### What you have to do:
Pull out every line with the word "series".

### Records for the task:

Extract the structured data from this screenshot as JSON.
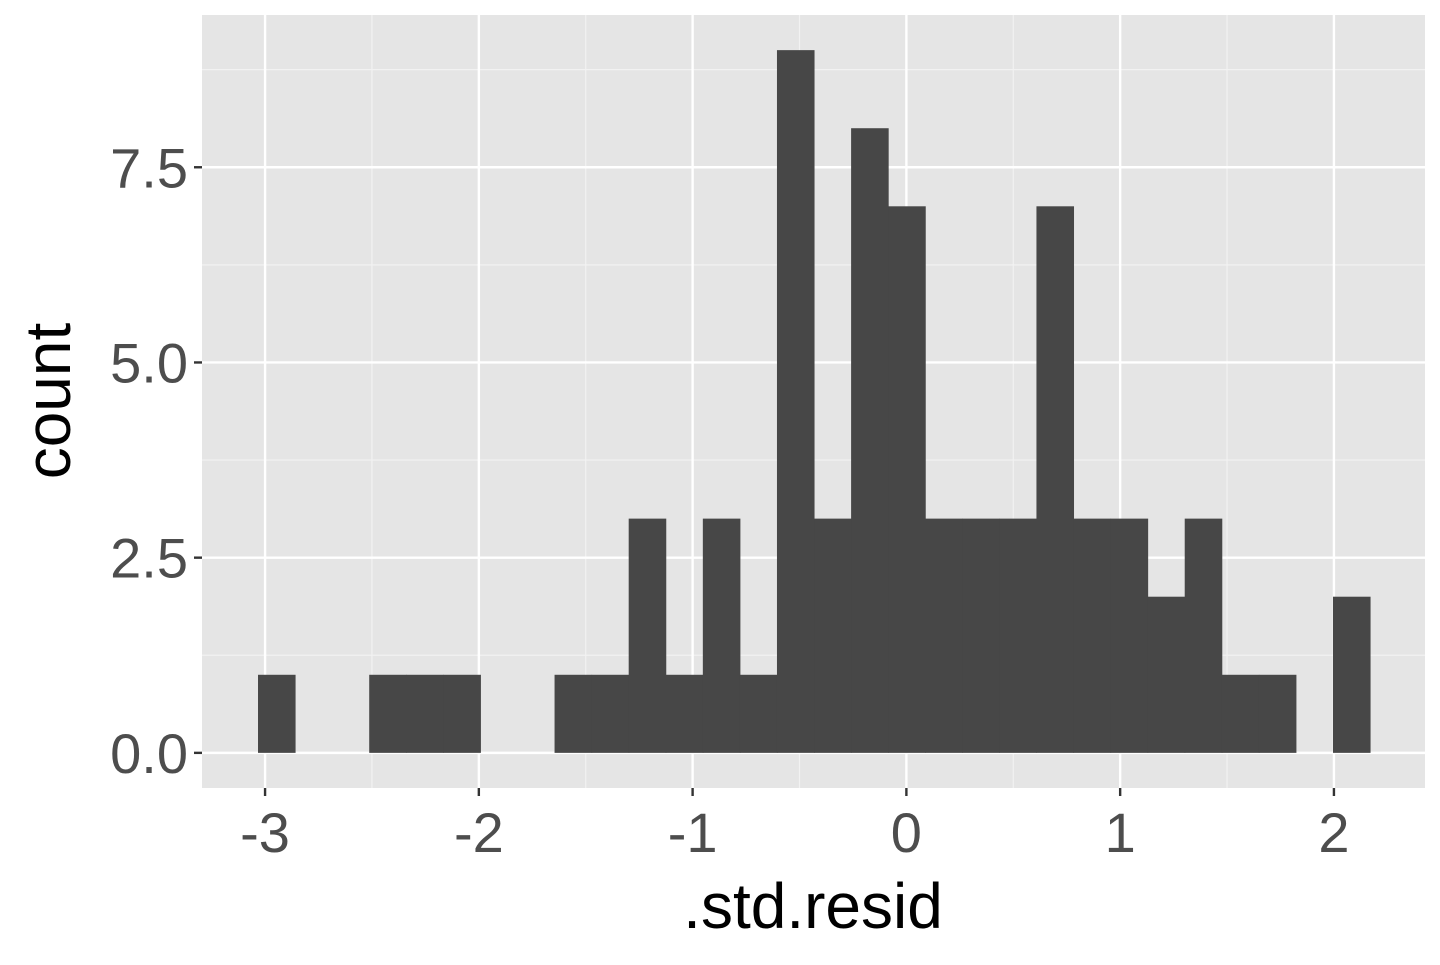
{
  "chart_data": {
    "type": "bar",
    "subtype": "histogram",
    "xlabel": ".std.resid",
    "ylabel": "count",
    "bins": 30,
    "bin_start": -3.033,
    "bin_width": 0.1734,
    "counts": [
      1,
      0,
      0,
      1,
      1,
      1,
      0,
      0,
      1,
      1,
      3,
      1,
      3,
      1,
      9,
      3,
      8,
      7,
      3,
      3,
      3,
      7,
      3,
      3,
      2,
      3,
      1,
      1,
      0,
      2
    ],
    "xlim": [
      -3.295,
      2.426
    ],
    "ylim": [
      -0.45,
      9.45
    ],
    "x_ticks": [
      -3,
      -2,
      -1,
      0,
      1,
      2
    ],
    "x_tick_labels": [
      "-3",
      "-2",
      "-1",
      "0",
      "1",
      "2"
    ],
    "y_ticks": [
      0,
      2.5,
      5,
      7.5
    ],
    "y_tick_labels": [
      "0.0",
      "2.5",
      "5.0",
      "7.5"
    ],
    "grid": true,
    "colors": {
      "panel": "#e5e5e5",
      "bar": "#474747",
      "grid": "#ffffff",
      "tick_text": "#4d4d4d"
    }
  }
}
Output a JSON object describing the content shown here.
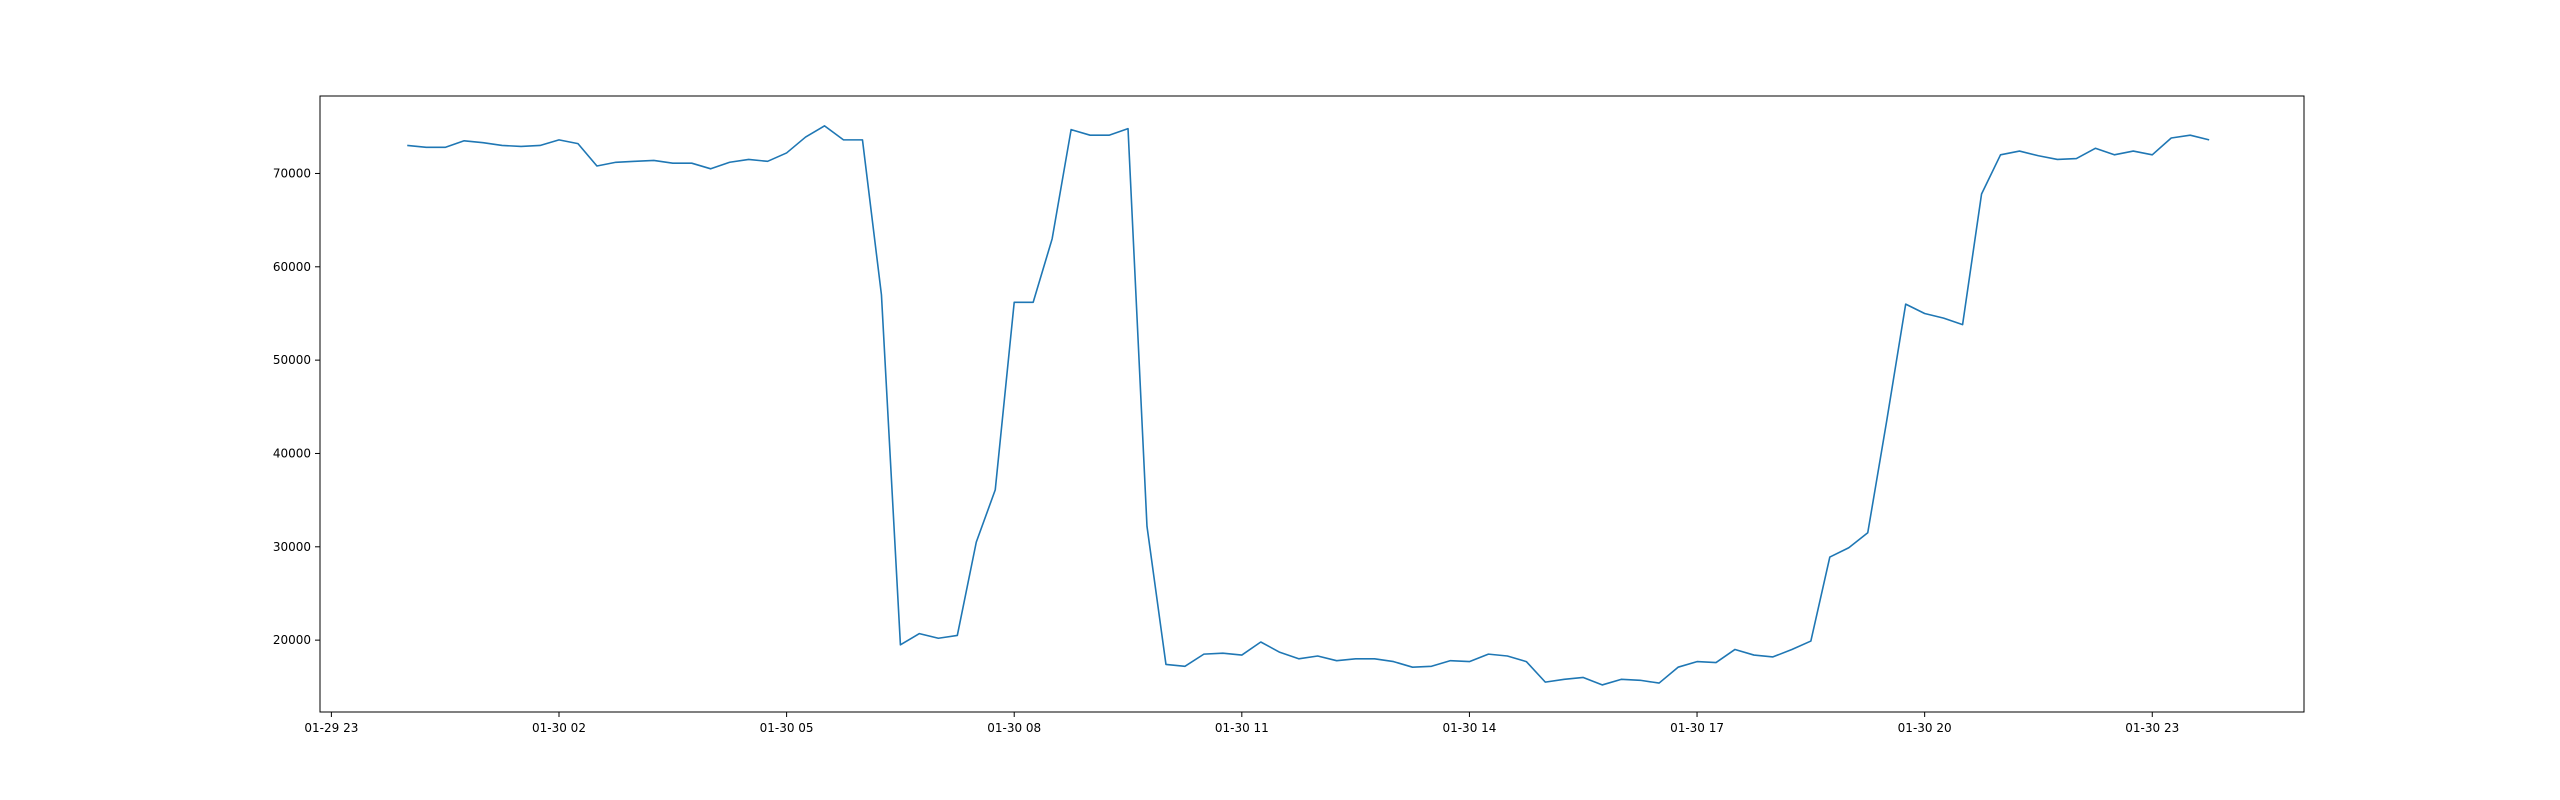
{
  "chart_data": {
    "type": "line",
    "title": "",
    "xlabel": "",
    "ylabel": "",
    "grid": false,
    "x_ticks": [
      "01-29 23",
      "01-30 02",
      "01-30 05",
      "01-30 08",
      "01-30 11",
      "01-30 14",
      "01-30 17",
      "01-30 20",
      "01-30 23"
    ],
    "x_tick_hours": [
      23,
      26,
      29,
      32,
      35,
      38,
      41,
      44,
      47
    ],
    "xlim_hours": [
      22.85,
      49.0
    ],
    "y_ticks": [
      20000,
      30000,
      40000,
      50000,
      60000,
      70000
    ],
    "y_tick_labels": [
      "20000",
      "30000",
      "40000",
      "50000",
      "60000",
      "70000"
    ],
    "ylim": [
      12300,
      78300
    ],
    "colors": {
      "line": "#1f77b4",
      "axes": "#000000",
      "background": "#ffffff"
    },
    "series": [
      {
        "x_hours_since_01-29_00": [
          24.0,
          24.25,
          24.5,
          24.75,
          25.0,
          25.25,
          25.5,
          25.75,
          26.0,
          26.25,
          26.5,
          26.75,
          27.0,
          27.25,
          27.5,
          27.75,
          28.0,
          28.25,
          28.5,
          28.75,
          29.0,
          29.25,
          29.5,
          29.75,
          30.0,
          30.25,
          30.5,
          30.75,
          31.0,
          31.25,
          31.5,
          31.75,
          32.0,
          32.25,
          32.5,
          32.75,
          33.0,
          33.25,
          33.5,
          33.75,
          34.0,
          34.25,
          34.5,
          34.75,
          35.0,
          35.25,
          35.5,
          35.75,
          36.0,
          36.25,
          36.5,
          36.75,
          37.0,
          37.25,
          37.5,
          37.75,
          38.0,
          38.25,
          38.5,
          38.75,
          39.0,
          39.25,
          39.5,
          39.75,
          40.0,
          40.25,
          40.5,
          40.75,
          41.0,
          41.25,
          41.5,
          41.75,
          42.0,
          42.25,
          42.5,
          42.75,
          43.0,
          43.25,
          43.5,
          43.75,
          44.0,
          44.25,
          44.5,
          44.75,
          45.0,
          45.25,
          45.5,
          45.75,
          46.0,
          46.25,
          46.5,
          46.75,
          47.0,
          47.25,
          47.5,
          47.75
        ],
        "values": [
          73000,
          72800,
          72800,
          73500,
          73300,
          73000,
          72900,
          73000,
          73600,
          73200,
          70800,
          71200,
          71300,
          71400,
          71100,
          71100,
          70500,
          71200,
          71500,
          71300,
          72200,
          73900,
          75100,
          73600,
          73600,
          57000,
          19500,
          20700,
          20200,
          20500,
          30500,
          36100,
          56200,
          56200,
          63000,
          74700,
          74100,
          74100,
          74800,
          32200,
          17400,
          17200,
          18500,
          18600,
          18400,
          19800,
          18700,
          18000,
          18300,
          17800,
          18000,
          18000,
          17700,
          17100,
          17200,
          17800,
          17700,
          18500,
          18300,
          17700,
          15500,
          15800,
          16000,
          15200,
          15800,
          15700,
          15400,
          17100,
          17700,
          17600,
          19000,
          18400,
          18200,
          19000,
          19900,
          28900,
          29900,
          31500,
          43500,
          56000,
          55000,
          54500,
          53800,
          67800,
          72000,
          72400,
          71900,
          71500,
          71600,
          72700,
          72000,
          72400,
          72000,
          73800,
          74100,
          73600
        ]
      }
    ]
  }
}
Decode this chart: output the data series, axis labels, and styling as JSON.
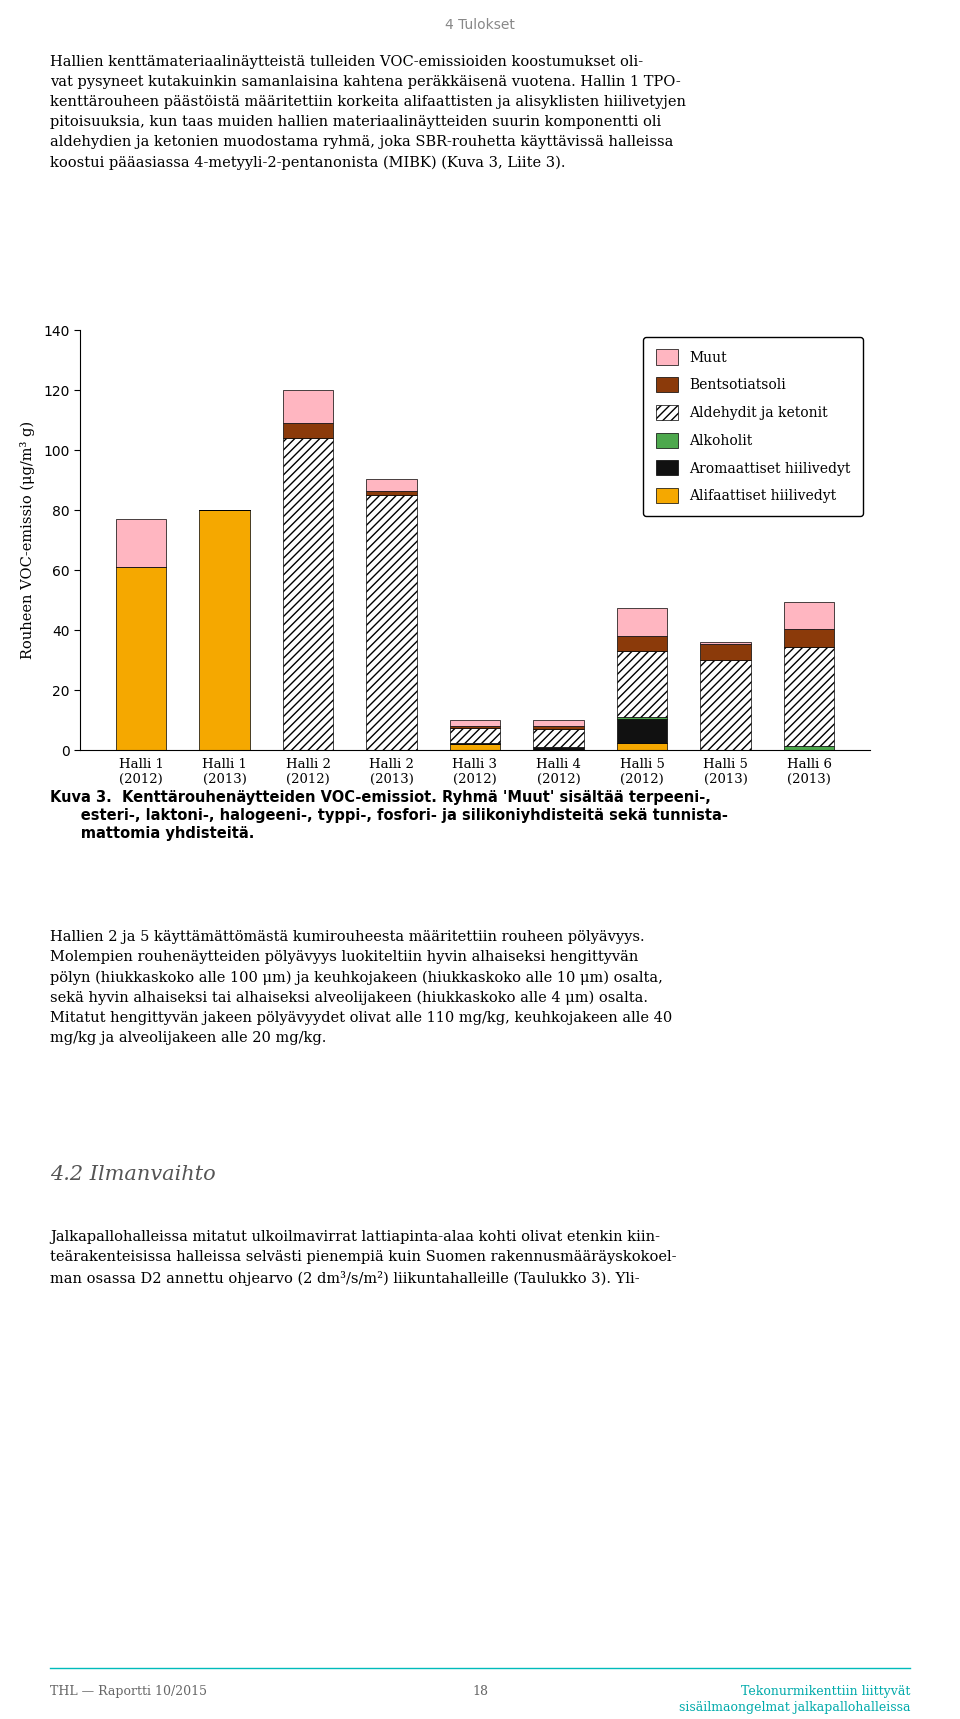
{
  "categories": [
    "Halli 1\n(2012)",
    "Halli 1\n(2013)",
    "Halli 2\n(2012)",
    "Halli 2\n(2013)",
    "Halli 3\n(2012)",
    "Halli 4\n(2012)",
    "Halli 5\n(2012)",
    "Halli 5\n(2013)",
    "Halli 6\n(2013)"
  ],
  "alifaattiset": [
    61,
    80,
    0,
    0,
    2,
    0,
    2.5,
    0,
    0
  ],
  "aromaattiset": [
    0,
    0,
    0,
    0,
    0.5,
    1,
    8,
    0,
    0
  ],
  "alkoholit": [
    0,
    0,
    0,
    0,
    0,
    0,
    0.5,
    0,
    1.5
  ],
  "aldehydit": [
    0,
    0,
    104,
    85,
    5,
    6,
    22,
    30,
    33
  ],
  "bentsotiatsoli": [
    0,
    0,
    5,
    1.5,
    0.5,
    1,
    5,
    5.5,
    6
  ],
  "muut": [
    16,
    0,
    11,
    4,
    2,
    2,
    9.5,
    0.5,
    9
  ],
  "ylim": [
    0,
    140
  ],
  "yticks": [
    0,
    20,
    40,
    60,
    80,
    100,
    120,
    140
  ],
  "ylabel": "Rouheen VOC-emissio (μg/m³ g)",
  "color_alifaattiset": "#F5A800",
  "color_aromaattiset": "#111111",
  "color_alkoholit": "#4DA84D",
  "color_aldehydit_face": "#ffffff",
  "color_bentsotiatsoli": "#8B3A0A",
  "color_muut": "#FFB6C1",
  "page_header": "4 Tulokset",
  "top_text_line1": "Hallien kenttämateriaalinäytteistä tulleiden VOC-emissioiden koostumukset oli-",
  "top_text_line2": "vat pysyneet kutakuinkin samanlaisina kahtena peräkkäisenä vuotena. Hallin 1 TPO-",
  "top_text_line3": "kenttärouheen päästöistä määritettiin korkeita alifaattisten ja alisyklisten hiilivetyjen",
  "top_text_line4": "pitoisuuksia, kun taas muiden hallien materiaalinäytteiden suurin komponentti oli",
  "top_text_line5": "aldehydien ja ketonien muodostama ryhmä, joka SBR-rouhetta käyttävissä halleissa",
  "top_text_line6": "koostui pääasiassa 4-metyyli-2-pentanonista (MIBK) (Kuva 3, Liite 3).",
  "caption_bold": "Kuva 3.",
  "caption_rest": "  Kenttärouhenäytteiden VOC-emissiot. Ryhmä ‘Muut’ sisältää terpeeni-,",
  "caption_line2": "      esteri-, laktoni-, halogeeni-, typpi-, fosfori- ja silikoniyhdisteitä sekä tunnista-",
  "caption_line3": "      mattomia yhdisteitä.",
  "bottom_text_line1": "Hallien 2 ja 5 käyttämättömästä kumirouheesta määritettiin rouheen pölyävyys.",
  "bottom_text_line2": "Molempien rouhenäytteiden pölyävyys luokiteltiin hyvin alhaiseksi hengittyvän",
  "bottom_text_line3": "pölyn (hiukkaskoko alle 100 μm) ja keuhkojakeen (hiukkaskoko alle 10 μm) osalta,",
  "bottom_text_line4": "sekä hyvin alhaiseksi tai alhaiseksi alveolijakeen (hiukkaskoko alle 4 μm) osalta.",
  "bottom_text_line5": "Mitatut hengittyvän jakeen pölyävyydet olivat alle 110 mg/kg, keuhkojakeen alle 40",
  "bottom_text_line6": "mg/kg ja alveolijakeen alle 20 mg/kg.",
  "section_header": "4.2 Ilmanvaihto",
  "section_text_line1": "Jalkapallohalleissa mitatut ulkoilmavirrat lattiapinta-alaa kohti olivat etenkin kiin-",
  "section_text_line2": "teärakenteisissa halleissa selvästi pienempiä kuin Suomen rakennusmääräyskokoel-",
  "section_text_line3": "man osassa D2 annettu ohjearvo (2 dm³/s/m²) liikuntahalleille (Taulukko 3). Yli-",
  "footer_left": "THL — Raportti 10/2015",
  "footer_center": "18",
  "footer_right_line1": "Tekonurmikenttiin liittyvät",
  "footer_right_line2": "sisäilmaongelmat jalkapallohalleissa"
}
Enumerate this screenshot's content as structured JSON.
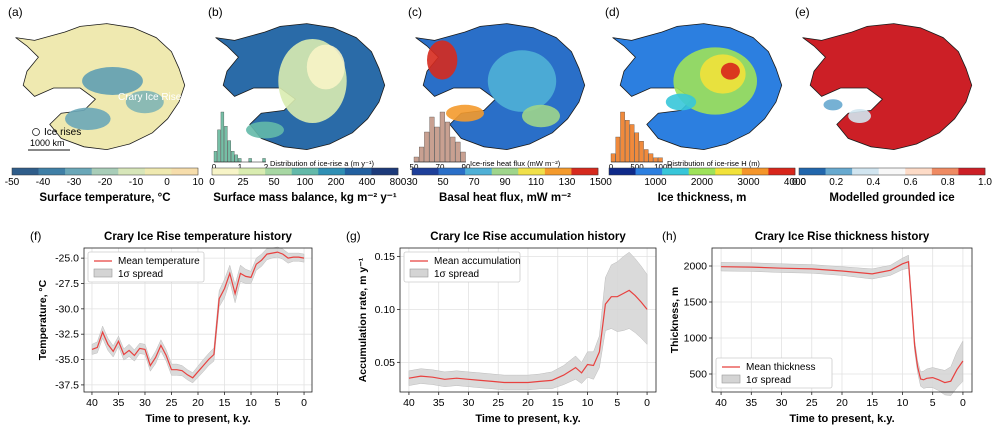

### The response:
    "series": [
Decode this chart: output the data series, axis labels, and styling as JSON.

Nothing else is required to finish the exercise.